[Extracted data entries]
BEGIN

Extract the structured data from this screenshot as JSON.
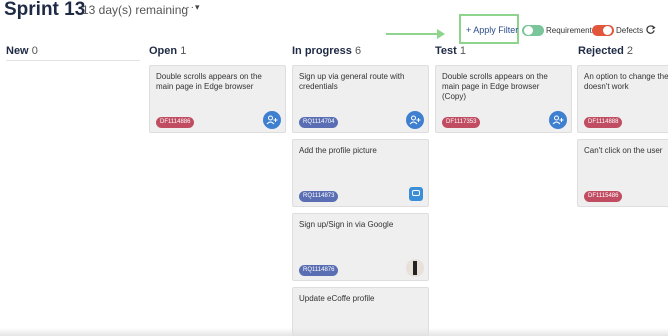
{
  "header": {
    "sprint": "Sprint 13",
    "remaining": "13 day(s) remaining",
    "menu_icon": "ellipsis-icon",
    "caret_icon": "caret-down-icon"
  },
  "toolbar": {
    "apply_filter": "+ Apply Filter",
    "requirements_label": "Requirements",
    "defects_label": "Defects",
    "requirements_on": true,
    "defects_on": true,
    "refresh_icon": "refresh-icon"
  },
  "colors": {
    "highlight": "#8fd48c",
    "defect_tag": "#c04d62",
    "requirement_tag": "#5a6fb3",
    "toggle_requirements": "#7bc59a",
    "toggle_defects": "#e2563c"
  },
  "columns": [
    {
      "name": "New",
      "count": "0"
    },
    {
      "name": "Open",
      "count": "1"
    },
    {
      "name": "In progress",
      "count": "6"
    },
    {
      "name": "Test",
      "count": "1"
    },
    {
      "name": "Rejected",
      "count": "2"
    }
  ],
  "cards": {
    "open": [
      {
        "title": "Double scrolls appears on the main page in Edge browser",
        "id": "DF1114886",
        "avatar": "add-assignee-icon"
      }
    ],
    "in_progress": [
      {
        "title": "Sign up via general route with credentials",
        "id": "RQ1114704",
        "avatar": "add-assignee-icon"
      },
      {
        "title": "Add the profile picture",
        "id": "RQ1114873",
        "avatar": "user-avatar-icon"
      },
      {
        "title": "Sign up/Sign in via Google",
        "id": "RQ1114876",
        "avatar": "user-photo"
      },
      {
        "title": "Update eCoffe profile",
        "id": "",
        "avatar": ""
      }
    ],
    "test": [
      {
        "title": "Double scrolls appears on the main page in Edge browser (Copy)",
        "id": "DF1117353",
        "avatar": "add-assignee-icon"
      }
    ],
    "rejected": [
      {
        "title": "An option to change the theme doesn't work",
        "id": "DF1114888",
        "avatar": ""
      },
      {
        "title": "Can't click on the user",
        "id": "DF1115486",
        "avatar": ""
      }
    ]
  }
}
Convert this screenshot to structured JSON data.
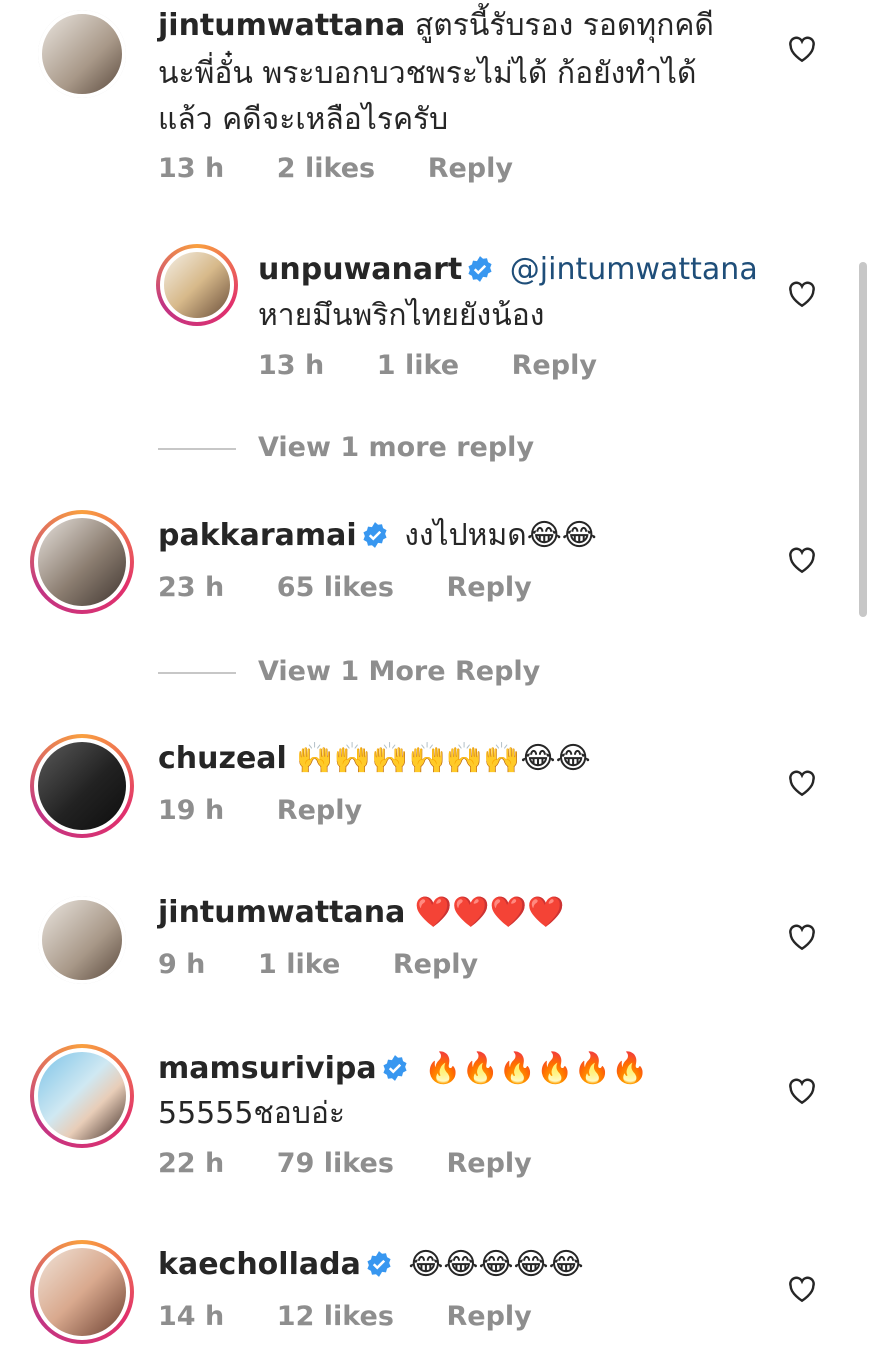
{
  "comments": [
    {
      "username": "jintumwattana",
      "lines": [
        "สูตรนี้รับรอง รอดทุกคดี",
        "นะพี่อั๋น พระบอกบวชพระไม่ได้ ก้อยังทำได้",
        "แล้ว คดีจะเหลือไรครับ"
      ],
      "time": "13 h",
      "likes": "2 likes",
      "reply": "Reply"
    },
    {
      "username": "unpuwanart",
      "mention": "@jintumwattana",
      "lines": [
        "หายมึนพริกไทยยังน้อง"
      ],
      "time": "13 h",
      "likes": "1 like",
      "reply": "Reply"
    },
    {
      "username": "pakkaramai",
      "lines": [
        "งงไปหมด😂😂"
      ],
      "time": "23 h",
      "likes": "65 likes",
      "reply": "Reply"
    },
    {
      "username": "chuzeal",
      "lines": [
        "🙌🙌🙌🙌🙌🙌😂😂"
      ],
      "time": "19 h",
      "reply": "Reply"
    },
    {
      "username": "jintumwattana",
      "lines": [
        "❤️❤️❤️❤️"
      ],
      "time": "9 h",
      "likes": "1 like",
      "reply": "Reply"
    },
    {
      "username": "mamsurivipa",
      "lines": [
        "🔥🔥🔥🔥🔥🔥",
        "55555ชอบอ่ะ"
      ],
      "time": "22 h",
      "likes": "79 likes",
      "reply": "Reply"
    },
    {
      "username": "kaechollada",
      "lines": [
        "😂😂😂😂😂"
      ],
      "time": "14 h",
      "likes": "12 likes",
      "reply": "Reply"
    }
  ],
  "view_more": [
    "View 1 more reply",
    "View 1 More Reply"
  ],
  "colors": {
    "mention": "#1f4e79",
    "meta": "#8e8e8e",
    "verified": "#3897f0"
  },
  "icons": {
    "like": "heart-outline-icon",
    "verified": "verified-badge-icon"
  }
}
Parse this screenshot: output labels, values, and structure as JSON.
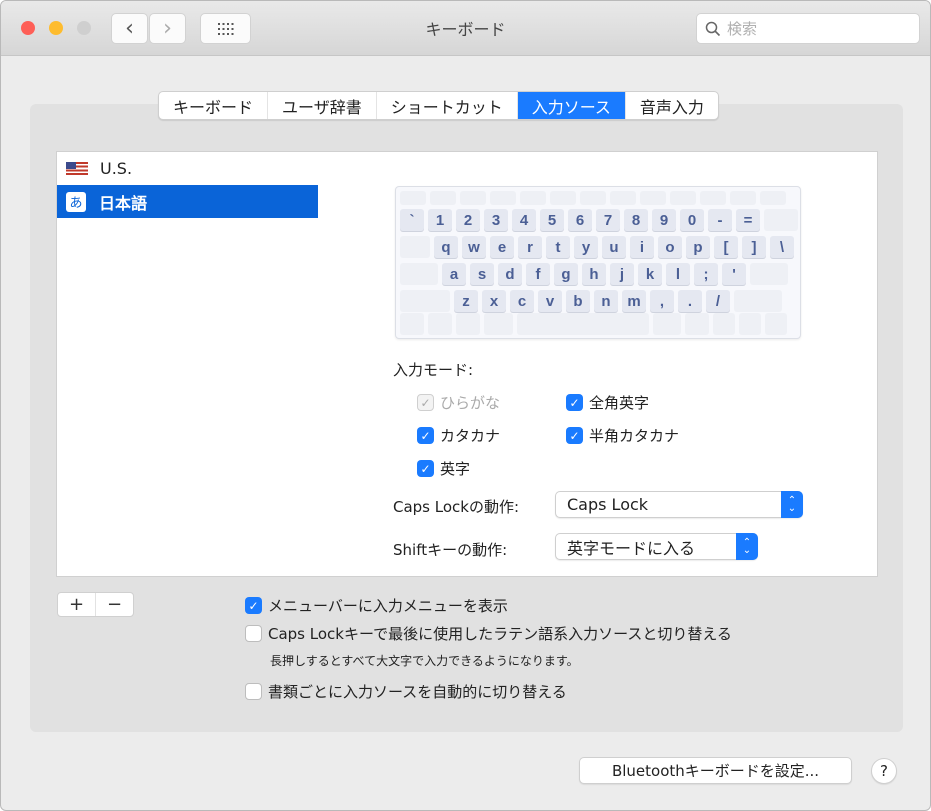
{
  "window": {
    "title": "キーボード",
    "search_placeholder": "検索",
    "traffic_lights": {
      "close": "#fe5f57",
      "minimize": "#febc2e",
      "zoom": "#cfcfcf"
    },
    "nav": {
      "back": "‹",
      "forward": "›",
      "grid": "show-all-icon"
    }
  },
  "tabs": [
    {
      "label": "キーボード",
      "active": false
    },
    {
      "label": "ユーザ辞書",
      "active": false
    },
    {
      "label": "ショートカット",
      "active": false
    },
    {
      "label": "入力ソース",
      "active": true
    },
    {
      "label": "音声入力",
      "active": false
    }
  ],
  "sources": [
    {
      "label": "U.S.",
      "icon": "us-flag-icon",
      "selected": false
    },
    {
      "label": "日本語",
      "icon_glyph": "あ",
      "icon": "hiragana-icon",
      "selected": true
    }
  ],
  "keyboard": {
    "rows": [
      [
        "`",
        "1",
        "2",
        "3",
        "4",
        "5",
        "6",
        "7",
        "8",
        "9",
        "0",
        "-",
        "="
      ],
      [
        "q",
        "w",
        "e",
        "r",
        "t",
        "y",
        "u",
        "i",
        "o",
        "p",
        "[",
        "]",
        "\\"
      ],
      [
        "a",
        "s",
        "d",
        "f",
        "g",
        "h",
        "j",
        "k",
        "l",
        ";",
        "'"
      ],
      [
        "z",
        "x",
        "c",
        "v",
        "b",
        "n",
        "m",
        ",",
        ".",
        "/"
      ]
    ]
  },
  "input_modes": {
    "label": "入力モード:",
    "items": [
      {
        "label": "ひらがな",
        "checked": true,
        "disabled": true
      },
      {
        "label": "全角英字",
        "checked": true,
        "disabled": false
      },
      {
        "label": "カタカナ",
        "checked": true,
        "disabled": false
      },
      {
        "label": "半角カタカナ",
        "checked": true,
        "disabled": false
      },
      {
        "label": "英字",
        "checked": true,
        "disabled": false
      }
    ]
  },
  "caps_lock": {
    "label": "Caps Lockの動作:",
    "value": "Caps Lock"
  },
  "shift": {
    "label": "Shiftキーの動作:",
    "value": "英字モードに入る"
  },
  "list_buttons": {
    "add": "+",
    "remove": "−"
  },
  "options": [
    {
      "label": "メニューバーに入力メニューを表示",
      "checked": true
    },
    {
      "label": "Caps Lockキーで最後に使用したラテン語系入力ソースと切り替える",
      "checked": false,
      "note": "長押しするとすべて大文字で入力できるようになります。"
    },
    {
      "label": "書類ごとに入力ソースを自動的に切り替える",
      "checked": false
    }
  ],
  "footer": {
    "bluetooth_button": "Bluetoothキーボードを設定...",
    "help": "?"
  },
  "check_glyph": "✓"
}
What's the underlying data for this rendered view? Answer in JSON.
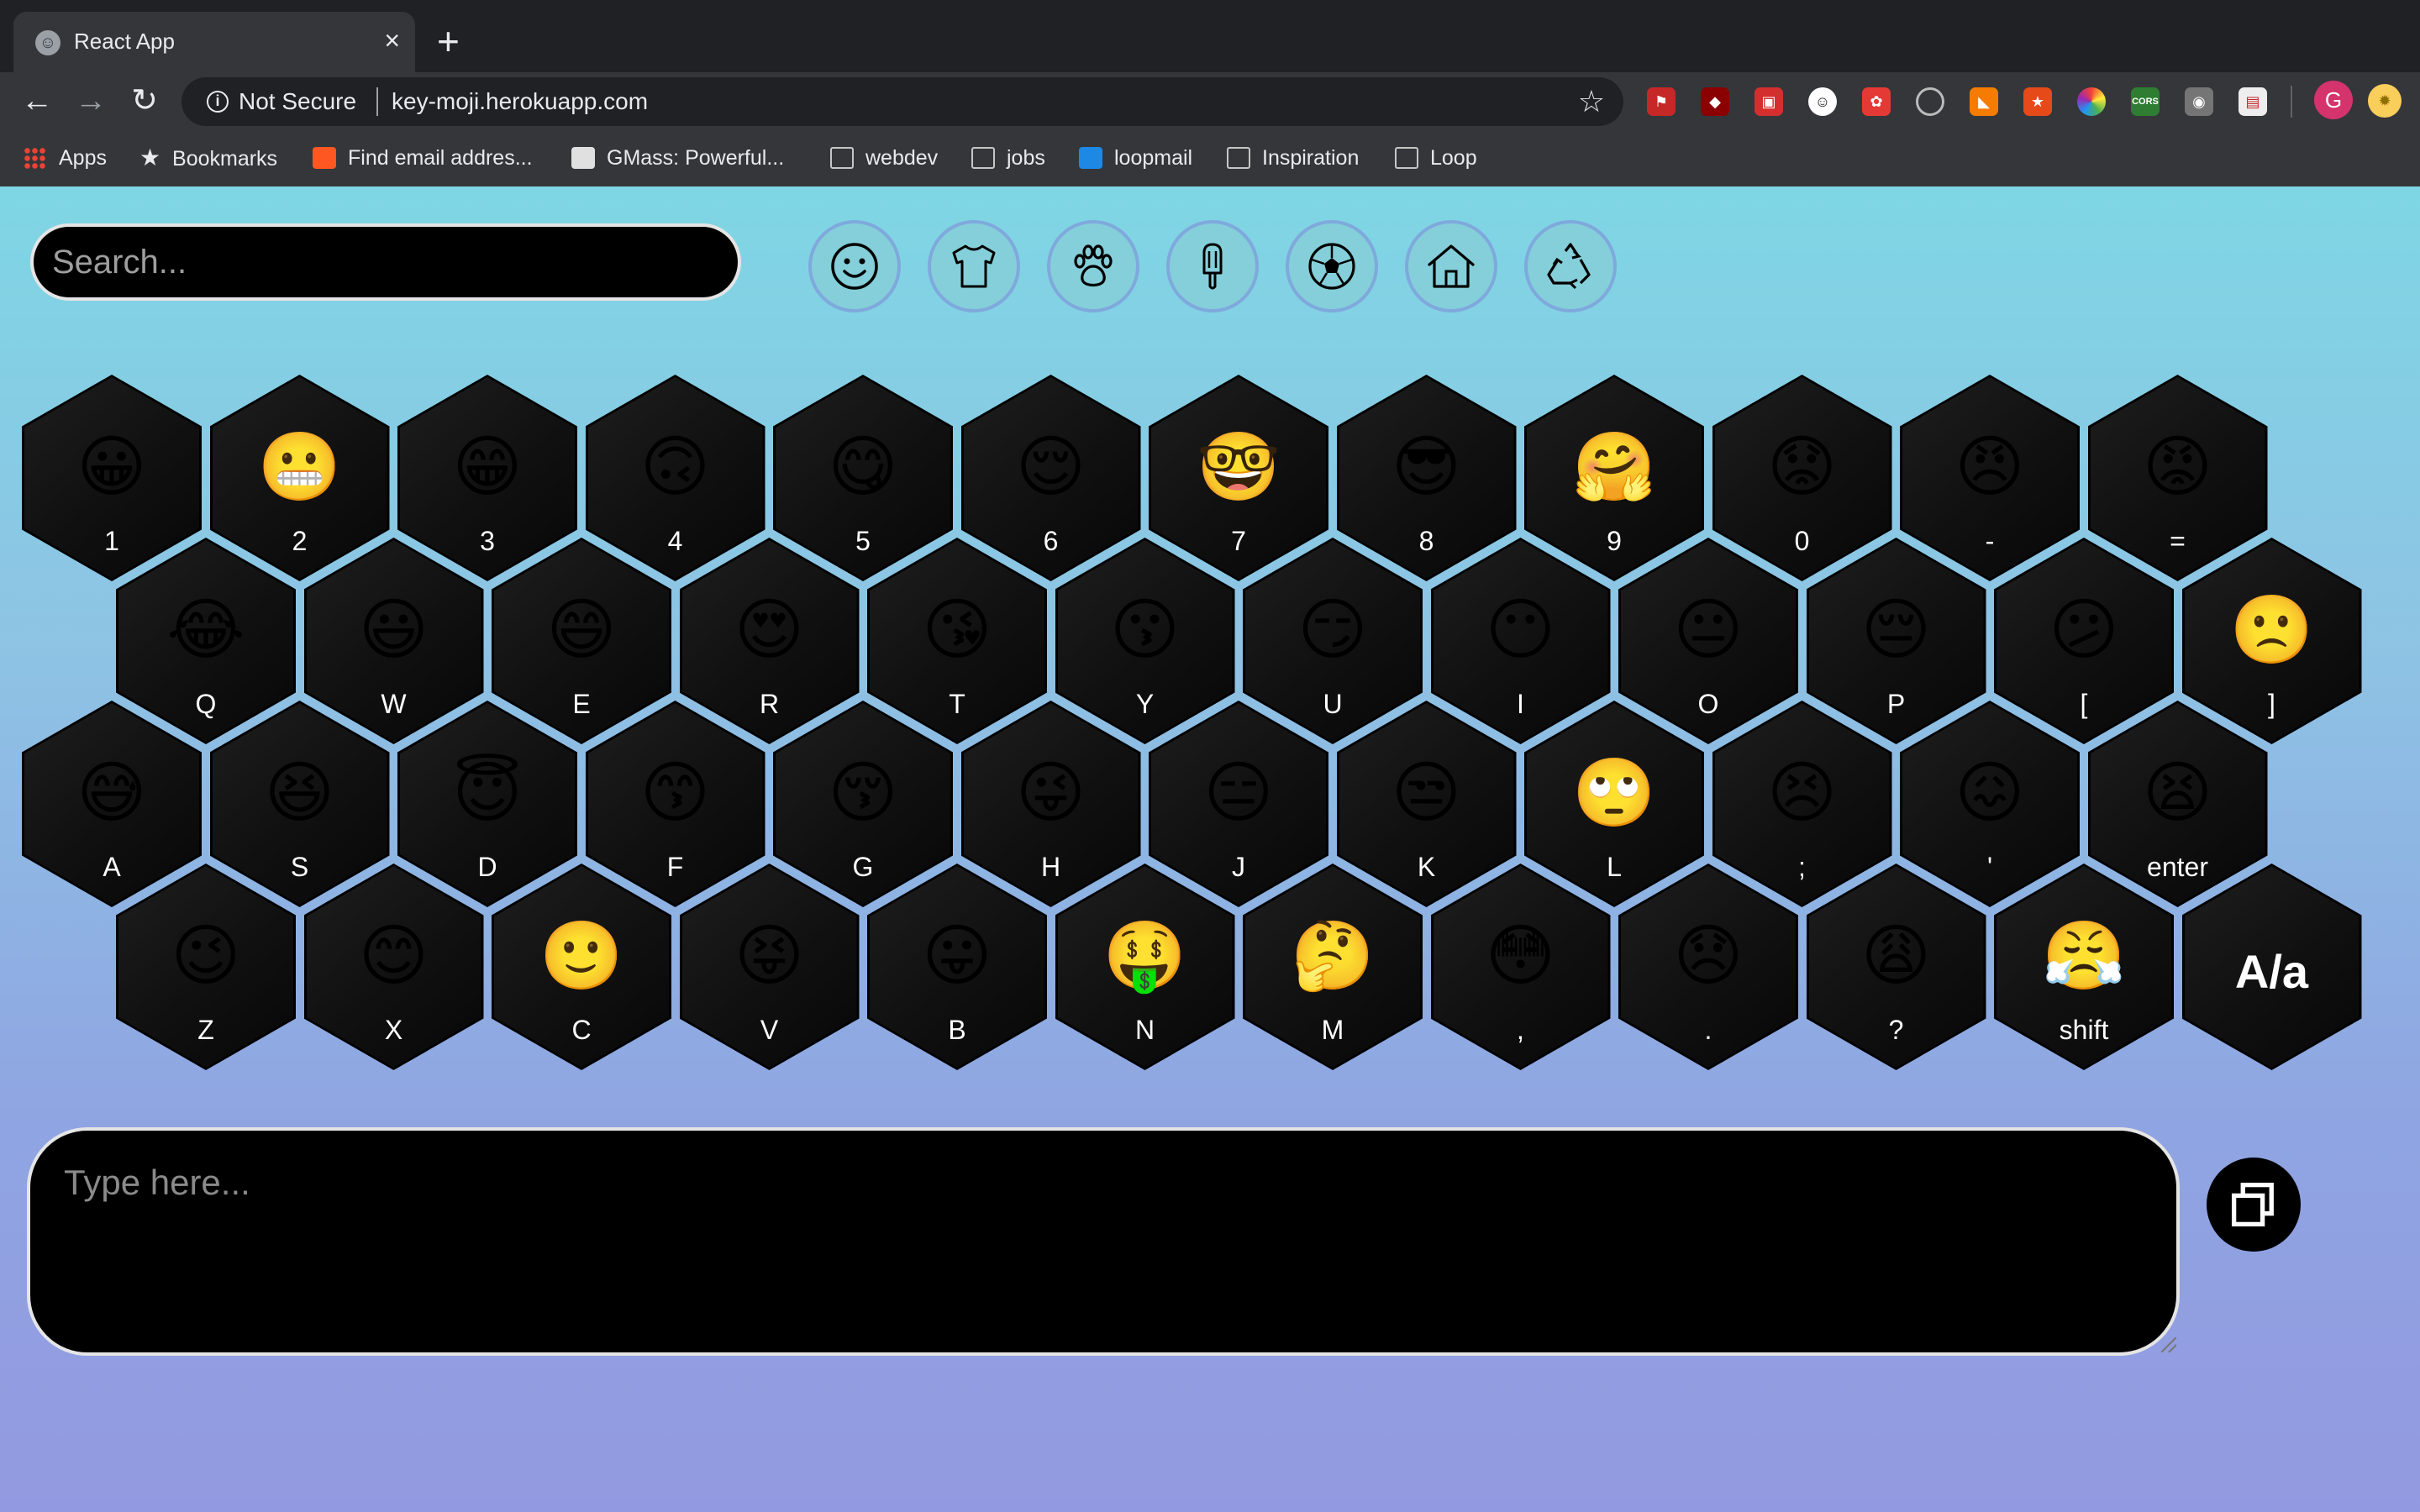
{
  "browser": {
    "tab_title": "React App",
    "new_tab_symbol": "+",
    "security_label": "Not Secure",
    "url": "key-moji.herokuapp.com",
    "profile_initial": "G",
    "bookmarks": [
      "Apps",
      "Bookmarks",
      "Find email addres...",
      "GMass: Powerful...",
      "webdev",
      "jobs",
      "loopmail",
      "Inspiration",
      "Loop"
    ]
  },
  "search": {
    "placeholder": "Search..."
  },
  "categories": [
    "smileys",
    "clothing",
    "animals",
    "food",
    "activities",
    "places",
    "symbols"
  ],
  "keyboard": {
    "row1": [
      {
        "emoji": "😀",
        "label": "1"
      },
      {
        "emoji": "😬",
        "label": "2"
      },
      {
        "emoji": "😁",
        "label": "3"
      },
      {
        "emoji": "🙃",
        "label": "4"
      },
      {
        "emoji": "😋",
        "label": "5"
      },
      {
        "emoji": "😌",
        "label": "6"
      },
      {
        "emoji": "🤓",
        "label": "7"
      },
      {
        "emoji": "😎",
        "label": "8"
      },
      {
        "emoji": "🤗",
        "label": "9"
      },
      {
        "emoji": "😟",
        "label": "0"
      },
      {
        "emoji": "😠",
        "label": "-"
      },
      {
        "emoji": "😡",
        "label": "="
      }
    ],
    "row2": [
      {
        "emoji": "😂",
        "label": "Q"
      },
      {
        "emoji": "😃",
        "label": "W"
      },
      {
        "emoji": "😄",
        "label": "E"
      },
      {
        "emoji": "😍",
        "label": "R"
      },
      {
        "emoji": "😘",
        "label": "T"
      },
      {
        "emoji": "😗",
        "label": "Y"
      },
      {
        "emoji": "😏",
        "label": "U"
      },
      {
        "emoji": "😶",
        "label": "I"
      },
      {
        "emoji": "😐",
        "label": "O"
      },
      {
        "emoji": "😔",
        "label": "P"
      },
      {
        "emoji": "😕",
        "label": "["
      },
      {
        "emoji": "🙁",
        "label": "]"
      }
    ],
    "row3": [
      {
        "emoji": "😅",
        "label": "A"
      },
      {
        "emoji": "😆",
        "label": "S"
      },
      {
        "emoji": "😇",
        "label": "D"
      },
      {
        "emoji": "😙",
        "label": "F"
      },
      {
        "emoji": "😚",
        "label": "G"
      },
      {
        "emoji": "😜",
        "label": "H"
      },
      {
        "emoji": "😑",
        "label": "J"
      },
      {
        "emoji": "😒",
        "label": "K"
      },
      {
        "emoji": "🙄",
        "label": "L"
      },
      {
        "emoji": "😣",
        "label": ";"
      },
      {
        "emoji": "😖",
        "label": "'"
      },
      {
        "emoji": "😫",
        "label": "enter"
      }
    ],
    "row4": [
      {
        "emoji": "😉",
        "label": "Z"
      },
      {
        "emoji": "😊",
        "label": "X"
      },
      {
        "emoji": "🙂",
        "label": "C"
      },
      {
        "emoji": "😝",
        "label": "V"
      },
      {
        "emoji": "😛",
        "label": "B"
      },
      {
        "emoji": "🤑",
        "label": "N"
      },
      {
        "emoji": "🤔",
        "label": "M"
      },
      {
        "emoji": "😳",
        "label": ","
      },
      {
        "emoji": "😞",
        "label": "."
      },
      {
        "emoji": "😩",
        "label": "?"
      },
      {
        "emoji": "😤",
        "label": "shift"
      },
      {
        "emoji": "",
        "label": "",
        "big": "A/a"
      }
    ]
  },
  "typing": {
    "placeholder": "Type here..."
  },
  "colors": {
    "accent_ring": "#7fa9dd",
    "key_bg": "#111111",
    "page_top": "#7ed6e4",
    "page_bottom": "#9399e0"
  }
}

END

▶ AIM
Above are the entries; count how many of their lines contain the word "Edge" and give only that number.

▶ OUTPUT FOR THIS TASK
2